**INFORMATION SHOWN:**

━━━━━━

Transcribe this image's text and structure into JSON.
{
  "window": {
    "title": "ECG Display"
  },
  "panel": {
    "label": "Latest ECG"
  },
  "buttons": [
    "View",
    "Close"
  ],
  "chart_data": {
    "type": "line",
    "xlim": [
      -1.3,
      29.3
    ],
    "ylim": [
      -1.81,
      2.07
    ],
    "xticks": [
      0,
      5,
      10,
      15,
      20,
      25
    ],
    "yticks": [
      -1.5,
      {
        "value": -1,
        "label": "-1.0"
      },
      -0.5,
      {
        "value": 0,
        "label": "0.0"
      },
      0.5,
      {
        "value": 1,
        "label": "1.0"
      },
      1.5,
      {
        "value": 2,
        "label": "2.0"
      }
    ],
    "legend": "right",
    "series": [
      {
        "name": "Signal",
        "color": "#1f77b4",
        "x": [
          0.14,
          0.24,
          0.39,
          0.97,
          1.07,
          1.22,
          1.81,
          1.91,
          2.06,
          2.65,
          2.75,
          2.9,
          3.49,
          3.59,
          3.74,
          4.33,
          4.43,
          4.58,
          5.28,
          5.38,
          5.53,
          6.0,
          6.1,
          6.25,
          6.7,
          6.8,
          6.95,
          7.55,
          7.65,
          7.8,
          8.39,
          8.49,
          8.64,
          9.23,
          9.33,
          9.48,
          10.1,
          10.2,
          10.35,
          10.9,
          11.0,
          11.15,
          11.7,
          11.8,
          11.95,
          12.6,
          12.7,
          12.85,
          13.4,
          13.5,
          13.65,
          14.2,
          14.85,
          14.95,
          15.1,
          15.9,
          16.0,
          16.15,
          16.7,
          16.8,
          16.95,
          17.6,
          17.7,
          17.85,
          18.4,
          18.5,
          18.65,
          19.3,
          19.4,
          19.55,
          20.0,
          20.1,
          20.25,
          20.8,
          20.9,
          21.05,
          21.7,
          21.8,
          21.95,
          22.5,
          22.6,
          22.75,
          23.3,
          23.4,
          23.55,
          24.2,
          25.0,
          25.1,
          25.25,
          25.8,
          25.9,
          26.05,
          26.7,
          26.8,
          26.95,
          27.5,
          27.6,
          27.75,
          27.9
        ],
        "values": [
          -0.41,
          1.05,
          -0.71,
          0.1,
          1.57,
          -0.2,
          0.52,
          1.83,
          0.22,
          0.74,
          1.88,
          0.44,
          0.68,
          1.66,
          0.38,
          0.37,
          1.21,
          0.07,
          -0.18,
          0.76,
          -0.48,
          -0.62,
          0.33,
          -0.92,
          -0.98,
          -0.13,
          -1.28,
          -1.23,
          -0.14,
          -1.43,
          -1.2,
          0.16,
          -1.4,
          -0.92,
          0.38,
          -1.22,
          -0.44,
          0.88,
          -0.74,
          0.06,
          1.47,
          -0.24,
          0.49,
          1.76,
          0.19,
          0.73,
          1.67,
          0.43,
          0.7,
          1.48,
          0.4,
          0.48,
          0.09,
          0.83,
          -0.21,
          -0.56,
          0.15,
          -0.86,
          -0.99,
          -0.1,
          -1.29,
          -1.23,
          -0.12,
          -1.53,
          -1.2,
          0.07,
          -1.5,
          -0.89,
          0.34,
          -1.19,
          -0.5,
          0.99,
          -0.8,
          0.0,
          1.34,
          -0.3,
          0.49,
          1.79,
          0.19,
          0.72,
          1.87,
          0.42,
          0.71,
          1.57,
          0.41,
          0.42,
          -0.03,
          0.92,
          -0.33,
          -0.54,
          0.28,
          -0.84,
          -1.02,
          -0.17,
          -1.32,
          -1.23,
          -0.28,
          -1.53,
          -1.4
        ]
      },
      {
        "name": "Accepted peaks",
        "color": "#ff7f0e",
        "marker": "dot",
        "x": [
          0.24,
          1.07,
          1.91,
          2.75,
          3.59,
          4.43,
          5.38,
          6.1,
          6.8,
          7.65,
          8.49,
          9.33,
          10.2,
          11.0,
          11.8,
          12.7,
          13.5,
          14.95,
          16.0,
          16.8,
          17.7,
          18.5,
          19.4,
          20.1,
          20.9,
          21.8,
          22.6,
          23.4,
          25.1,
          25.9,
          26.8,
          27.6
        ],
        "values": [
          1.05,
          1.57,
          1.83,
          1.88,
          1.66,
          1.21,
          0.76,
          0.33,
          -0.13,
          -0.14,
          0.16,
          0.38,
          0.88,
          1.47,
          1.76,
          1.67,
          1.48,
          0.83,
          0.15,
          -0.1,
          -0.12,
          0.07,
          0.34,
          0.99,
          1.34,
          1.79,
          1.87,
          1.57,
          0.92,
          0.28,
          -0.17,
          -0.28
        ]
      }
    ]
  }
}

━━━━━━

**PROBLEM STATEMENT:**
Looking back at the lines above, state how many contain the word "label", and supply nothing besides the number.

**FINAL ANSWER:**
5